start Input records

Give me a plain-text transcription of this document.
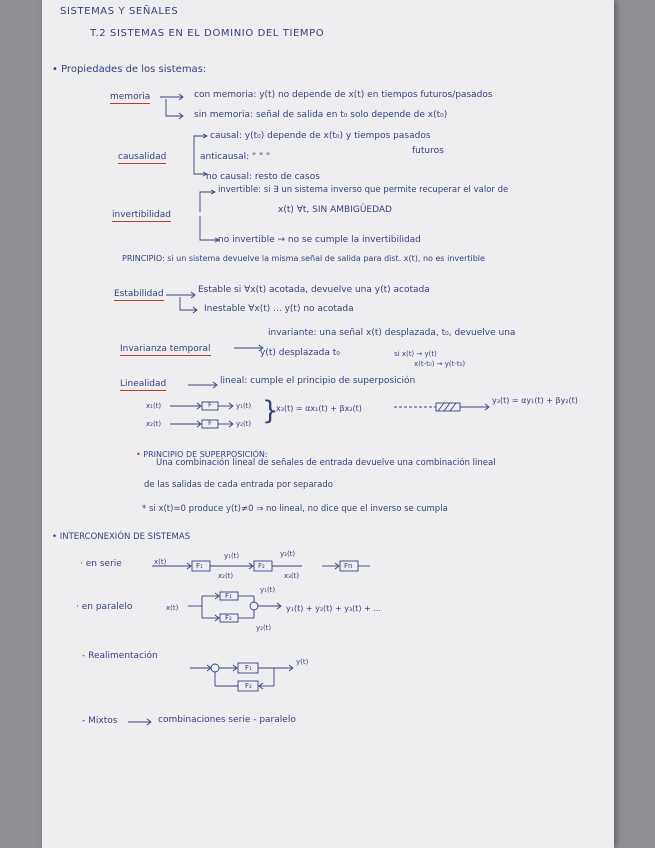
SISTEMAS Y SEÑALES
T.2 SISTEMAS EN EL DOMINIO DEL TIEMPO
• Propiedades de los sistemas:
memoria	con memoria: y(t) no depende de x(t) en tiempos futuros/pasados
sin memoria: señal de salida en t₀ solo depende de x(t₀)
causal: y(t₀) depende de x(t₀) y tiempos pasados
causalidad	anticausal: " " "
futuros
no causal: resto de casos
invertible: si ∃ un sistema inverso que permite recuperar el valor de
x(t) ∀t, SIN AMBIGÜEDAD
invertibilidad
no invertible → no se cumple la invertibilidad
PRINCIPIO: si un sistema devuelve la misma señal de salida para dist. x(t), no es invertible
Estabilidad	Estable si ∀x(t) acotada, devuelve una y(t) acotada
Inestable ∀x(t) ... y(t) no acotada
Invarianza temporal
invariante: una señal x(t) desplazada, t₀, devuelve una
y(t) desplazada t₀	si x(t) → y(t)
x(t-t₀) → y(t-t₀)
Linealidad	lineal: cumple el principio de superposición
x₁(t)
x₂(t)
F
F
y₁(t)
y₂(t) }
x₃(t) = αx₁(t) + βx₂(t)
y₃(t) = αy₁(t) + βy₂(t)
• PRINCIPIO DE SUPERPOSICIÓN:
Una combinación lineal de señales de entrada devuelve una combinación lineal
de las salidas de cada entrada por separado
* si x(t)=0 produce y(t)≠0 ⇒ no lineal, no dice que el inverso se cumpla
• INTERCONEXIÓN DE SISTEMAS
· en serie	x(t)	F₁
y₁(t)
x₂(t)
F₂
y₂(t)
x₃(t)
Fn
· en paralelo	x(t)
F₁
F₂
y₁(t)
y₂(t)
y₁(t) + y₂(t) + y₃(t) + ...
- Realimentación
F₁
F₂
y(t)
- Mixtos	combinaciones serie - paralelo
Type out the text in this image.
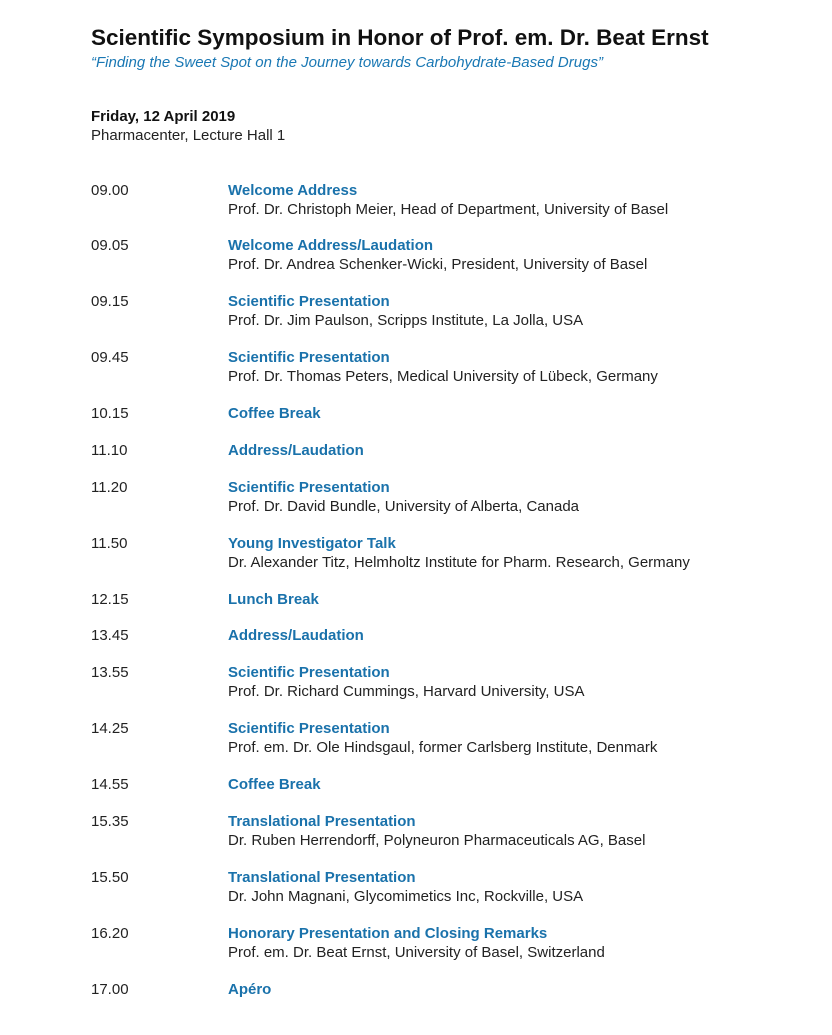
Scientific Symposium in Honor of Prof. em. Dr. Beat Ernst
“Finding the Sweet Spot on the Journey towards Carbohydrate-Based Drugs”
Friday, 12 April 2019
Pharmacenter, Lecture Hall 1
09.00	Welcome Address
Prof. Dr. Christoph Meier, Head of Department, University of Basel
09.05	Welcome Address/Laudation
Prof. Dr. Andrea Schenker-Wicki, President, University of Basel
09.15	Scientific Presentation
Prof. Dr. Jim Paulson, Scripps Institute, La Jolla, USA
09.45	Scientific Presentation
Prof. Dr. Thomas Peters, Medical University of Lübeck, Germany
10.15	Coffee Break
11.10	Address/Laudation
11.20	Scientific Presentation
Prof. Dr. David Bundle, University of Alberta, Canada
11.50	Young Investigator Talk
Dr. Alexander Titz, Helmholtz Institute for Pharm. Research, Germany
12.15	Lunch Break
13.45	Address/Laudation
13.55	Scientific Presentation
Prof. Dr. Richard Cummings, Harvard University, USA
14.25	Scientific Presentation
Prof. em. Dr. Ole Hindsgaul, former Carlsberg Institute, Denmark
14.55	Coffee Break
15.35	Translational Presentation
Dr. Ruben Herrendorff, Polyneuron Pharmaceuticals AG, Basel
15.50	Translational Presentation
Dr. John Magnani, Glycomimetics Inc, Rockville, USA
16.20	Honorary Presentation and Closing Remarks
Prof. em. Dr. Beat Ernst, University of Basel, Switzerland
17.00	Apéro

end Input records

→ **Task**
In the records above, locate the lines holding the word "inverso". Copy each of them.

→ **Solution to the problem**
invertible: si ∃ un sistema inverso que permite recuperar el valor de
* si x(t)=0 produce y(t)≠0 ⇒ no lineal, no dice que el inverso se cumpla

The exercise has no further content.